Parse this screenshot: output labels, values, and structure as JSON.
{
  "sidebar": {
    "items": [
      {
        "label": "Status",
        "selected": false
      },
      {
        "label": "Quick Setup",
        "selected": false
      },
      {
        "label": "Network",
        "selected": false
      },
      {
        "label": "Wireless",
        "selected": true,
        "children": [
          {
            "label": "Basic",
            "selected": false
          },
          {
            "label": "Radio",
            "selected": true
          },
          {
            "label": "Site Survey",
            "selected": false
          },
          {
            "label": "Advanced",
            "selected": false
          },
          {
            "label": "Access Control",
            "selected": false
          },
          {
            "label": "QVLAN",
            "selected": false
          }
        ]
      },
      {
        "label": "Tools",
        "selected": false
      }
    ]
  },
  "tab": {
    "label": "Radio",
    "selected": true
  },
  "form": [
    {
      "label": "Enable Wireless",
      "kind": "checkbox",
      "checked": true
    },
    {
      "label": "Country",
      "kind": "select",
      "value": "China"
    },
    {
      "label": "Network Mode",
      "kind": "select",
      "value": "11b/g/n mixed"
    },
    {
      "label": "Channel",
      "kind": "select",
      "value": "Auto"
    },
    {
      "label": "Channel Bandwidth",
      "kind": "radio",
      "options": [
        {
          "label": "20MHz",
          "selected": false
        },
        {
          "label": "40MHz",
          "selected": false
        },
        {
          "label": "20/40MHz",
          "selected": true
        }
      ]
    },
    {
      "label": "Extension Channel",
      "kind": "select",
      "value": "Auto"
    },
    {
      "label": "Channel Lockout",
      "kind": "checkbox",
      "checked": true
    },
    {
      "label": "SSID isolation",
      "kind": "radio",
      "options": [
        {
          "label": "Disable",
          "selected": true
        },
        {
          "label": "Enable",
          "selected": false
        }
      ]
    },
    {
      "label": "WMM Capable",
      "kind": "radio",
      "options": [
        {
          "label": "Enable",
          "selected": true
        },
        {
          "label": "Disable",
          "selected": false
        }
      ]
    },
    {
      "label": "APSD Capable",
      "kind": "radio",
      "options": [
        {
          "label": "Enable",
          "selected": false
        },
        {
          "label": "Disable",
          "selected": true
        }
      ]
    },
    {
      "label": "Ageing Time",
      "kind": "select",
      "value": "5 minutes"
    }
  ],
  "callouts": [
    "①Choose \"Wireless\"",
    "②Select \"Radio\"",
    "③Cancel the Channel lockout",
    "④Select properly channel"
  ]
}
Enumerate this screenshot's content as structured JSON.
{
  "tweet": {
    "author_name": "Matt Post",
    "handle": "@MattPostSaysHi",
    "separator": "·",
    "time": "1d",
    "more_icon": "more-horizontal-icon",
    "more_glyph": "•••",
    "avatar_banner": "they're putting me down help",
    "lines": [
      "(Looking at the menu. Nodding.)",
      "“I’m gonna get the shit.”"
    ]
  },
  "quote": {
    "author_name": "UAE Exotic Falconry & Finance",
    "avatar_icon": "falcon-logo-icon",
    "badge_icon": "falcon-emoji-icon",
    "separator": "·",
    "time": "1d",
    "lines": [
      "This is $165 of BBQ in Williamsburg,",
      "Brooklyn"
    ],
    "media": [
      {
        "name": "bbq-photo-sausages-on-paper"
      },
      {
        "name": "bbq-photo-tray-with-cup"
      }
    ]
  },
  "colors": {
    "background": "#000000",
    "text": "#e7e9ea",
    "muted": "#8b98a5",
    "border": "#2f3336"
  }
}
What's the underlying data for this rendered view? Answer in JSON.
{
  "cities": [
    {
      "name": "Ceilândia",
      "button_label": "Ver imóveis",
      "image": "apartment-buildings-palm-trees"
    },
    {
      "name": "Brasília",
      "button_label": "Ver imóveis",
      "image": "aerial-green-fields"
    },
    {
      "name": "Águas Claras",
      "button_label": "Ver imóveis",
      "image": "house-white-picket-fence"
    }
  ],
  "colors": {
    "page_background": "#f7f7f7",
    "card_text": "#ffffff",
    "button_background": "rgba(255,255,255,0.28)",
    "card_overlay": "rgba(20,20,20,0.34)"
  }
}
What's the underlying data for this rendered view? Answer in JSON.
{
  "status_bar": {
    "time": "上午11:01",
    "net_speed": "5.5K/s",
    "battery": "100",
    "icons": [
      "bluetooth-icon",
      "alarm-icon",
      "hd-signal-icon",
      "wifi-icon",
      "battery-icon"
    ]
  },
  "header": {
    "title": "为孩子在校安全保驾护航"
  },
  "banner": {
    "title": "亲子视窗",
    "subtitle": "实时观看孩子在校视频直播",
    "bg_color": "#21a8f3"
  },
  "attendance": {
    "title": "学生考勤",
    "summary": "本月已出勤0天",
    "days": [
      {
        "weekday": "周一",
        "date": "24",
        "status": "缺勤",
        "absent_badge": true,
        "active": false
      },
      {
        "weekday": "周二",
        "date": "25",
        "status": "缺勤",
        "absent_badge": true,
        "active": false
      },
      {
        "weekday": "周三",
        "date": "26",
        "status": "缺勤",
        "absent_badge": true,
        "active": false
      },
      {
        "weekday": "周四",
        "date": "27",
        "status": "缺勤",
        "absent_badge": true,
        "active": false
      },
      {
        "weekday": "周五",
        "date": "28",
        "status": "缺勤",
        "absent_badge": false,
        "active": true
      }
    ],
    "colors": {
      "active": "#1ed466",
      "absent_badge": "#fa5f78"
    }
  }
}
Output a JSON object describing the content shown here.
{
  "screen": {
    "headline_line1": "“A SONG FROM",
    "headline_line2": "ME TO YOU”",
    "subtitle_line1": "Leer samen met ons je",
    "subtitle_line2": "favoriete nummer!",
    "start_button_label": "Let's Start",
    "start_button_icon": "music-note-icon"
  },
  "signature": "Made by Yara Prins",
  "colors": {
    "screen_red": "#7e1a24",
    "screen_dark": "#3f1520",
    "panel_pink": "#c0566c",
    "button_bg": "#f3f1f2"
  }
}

DIRECTIVE: Can you reproduce all the material exactly?

RESULT OF THE EXERCISE:
Parse this screenshot: output labels, values, and structure as JSON.
{
  "sidebar": {
    "items": [
      {
        "label": "Status",
        "selected": false
      },
      {
        "label": "Quick Setup",
        "selected": false
      },
      {
        "label": "Network",
        "selected": false
      },
      {
        "label": "Wireless",
        "selected": true,
        "children": [
          {
            "label": "Basic",
            "selected": false
          },
          {
            "label": "Radio",
            "selected": true
          },
          {
            "label": "Site Survey",
            "selected": false
          },
          {
            "label": "Advanced",
            "selected": false
          },
          {
            "label": "Access Control",
            "selected": false
          },
          {
            "label": "QVLAN",
            "selected": false
          }
        ]
      },
      {
        "label": "Tools",
        "selected": false
      }
    ]
  },
  "tab": {
    "label": "Radio",
    "selected": true
  },
  "form": [
    {
      "label": "Enable Wireless",
      "kind": "checkbox",
      "checked": true
    },
    {
      "label": "Country",
      "kind": "select",
      "value": "China"
    },
    {
      "label": "Network Mode",
      "kind": "select",
      "value": "11b/g/n mixed"
    },
    {
      "label": "Channel",
      "kind": "select",
      "value": "Auto"
    },
    {
      "label": "Channel Bandwidth",
      "kind": "radio",
      "options": [
        {
          "label": "20MHz",
          "selected": false
        },
        {
          "label": "40MHz",
          "selected": false
        },
        {
          "label": "20/40MHz",
          "selected": true
        }
      ]
    },
    {
      "label": "Extension Channel",
      "kind": "select",
      "value": "Auto"
    },
    {
      "label": "Channel Lockout",
      "kind": "checkbox",
      "checked": true
    },
    {
      "label": "SSID isolation",
      "kind": "radio",
      "options": [
        {
          "label": "Disable",
          "selected": true
        },
        {
          "label": "Enable",
          "selected": false
        }
      ]
    },
    {
      "label": "WMM Capable",
      "kind": "radio",
      "options": [
        {
          "label": "Enable",
          "selected": true
        },
        {
          "label": "Disable",
          "selected": false
        }
      ]
    },
    {
      "label": "APSD Capable",
      "kind": "radio",
      "options": [
        {
          "label": "Enable",
          "selected": false
        },
        {
          "label": "Disable",
          "selected": true
        }
      ]
    },
    {
      "label": "Ageing Time",
      "kind": "select",
      "value": "5 minutes"
    }
  ],
  "callouts": [
    "①Choose \"Wireless\"",
    "②Select \"Radio\"",
    "③Cancel the Channel lockout",
    "④Select properly channel"
  ]
}
Enumerate this screenshot's content as structured JSON.
{
  "tweet": {
    "author_name": "Matt Post",
    "handle": "@MattPostSaysHi",
    "separator": "·",
    "time": "1d",
    "more_icon": "more-horizontal-icon",
    "more_glyph": "•••",
    "avatar_banner": "they're putting me down help",
    "lines": [
      "(Looking at the menu. Nodding.)",
      "“I’m gonna get the shit.”"
    ]
  },
  "quote": {
    "author_name": "UAE Exotic Falconry & Finance",
    "avatar_icon": "falcon-logo-icon",
    "badge_icon": "falcon-emoji-icon",
    "separator": "·",
    "time": "1d",
    "lines": [
      "This is $165 of BBQ in Williamsburg,",
      "Brooklyn"
    ],
    "media": [
      {
        "name": "bbq-photo-sausages-on-paper"
      },
      {
        "name": "bbq-photo-tray-with-cup"
      }
    ]
  },
  "colors": {
    "background": "#000000",
    "text": "#e7e9ea",
    "muted": "#8b98a5",
    "border": "#2f3336"
  }
}
What's the underlying data for this rendered view? Answer in JSON.
{
  "cities": [
    {
      "name": "Ceilândia",
      "button_label": "Ver imóveis",
      "image": "apartment-buildings-palm-trees"
    },
    {
      "name": "Brasília",
      "button_label": "Ver imóveis",
      "image": "aerial-green-fields"
    },
    {
      "name": "Águas Claras",
      "button_label": "Ver imóveis",
      "image": "house-white-picket-fence"
    }
  ],
  "colors": {
    "page_background": "#f7f7f7",
    "card_text": "#ffffff",
    "button_background": "rgba(255,255,255,0.28)",
    "card_overlay": "rgba(20,20,20,0.34)"
  }
}
What's the underlying data for this rendered view? Answer in JSON.
{
  "status_bar": {
    "time": "上午11:01",
    "net_speed": "5.5K/s",
    "battery": "100",
    "icons": [
      "bluetooth-icon",
      "alarm-icon",
      "hd-signal-icon",
      "wifi-icon",
      "battery-icon"
    ]
  },
  "header": {
    "title": "为孩子在校安全保驾护航"
  },
  "banner": {
    "title": "亲子视窗",
    "subtitle": "实时观看孩子在校视频直播",
    "bg_color": "#21a8f3"
  },
  "attendance": {
    "title": "学生考勤",
    "summary": "本月已出勤0天",
    "days": [
      {
        "weekday": "周一",
        "date": "24",
        "status": "缺勤",
        "absent_badge": true,
        "active": false
      },
      {
        "weekday": "周二",
        "date": "25",
        "status": "缺勤",
        "absent_badge": true,
        "active": false
      },
      {
        "weekday": "周三",
        "date": "26",
        "status": "缺勤",
        "absent_badge": true,
        "active": false
      },
      {
        "weekday": "周四",
        "date": "27",
        "status": "缺勤",
        "absent_badge": true,
        "active": false
      },
      {
        "weekday": "周五",
        "date": "28",
        "status": "缺勤",
        "absent_badge": false,
        "active": true
      }
    ],
    "colors": {
      "active": "#1ed466",
      "absent_badge": "#fa5f78"
    }
  }
}
Output a JSON object describing the content shown here.
{
  "screen": {
    "headline_line1": "“A SONG FROM",
    "headline_line2": "ME TO YOU”",
    "subtitle_line1": "Leer samen met ons je",
    "subtitle_line2": "favoriete nummer!",
    "start_button_label": "Let's Start",
    "start_button_icon": "music-note-icon"
  },
  "signature": "Made by Yara Prins",
  "colors": {
    "screen_red": "#7e1a24",
    "screen_dark": "#3f1520",
    "panel_pink": "#c0566c",
    "button_bg": "#f3f1f2"
  }
}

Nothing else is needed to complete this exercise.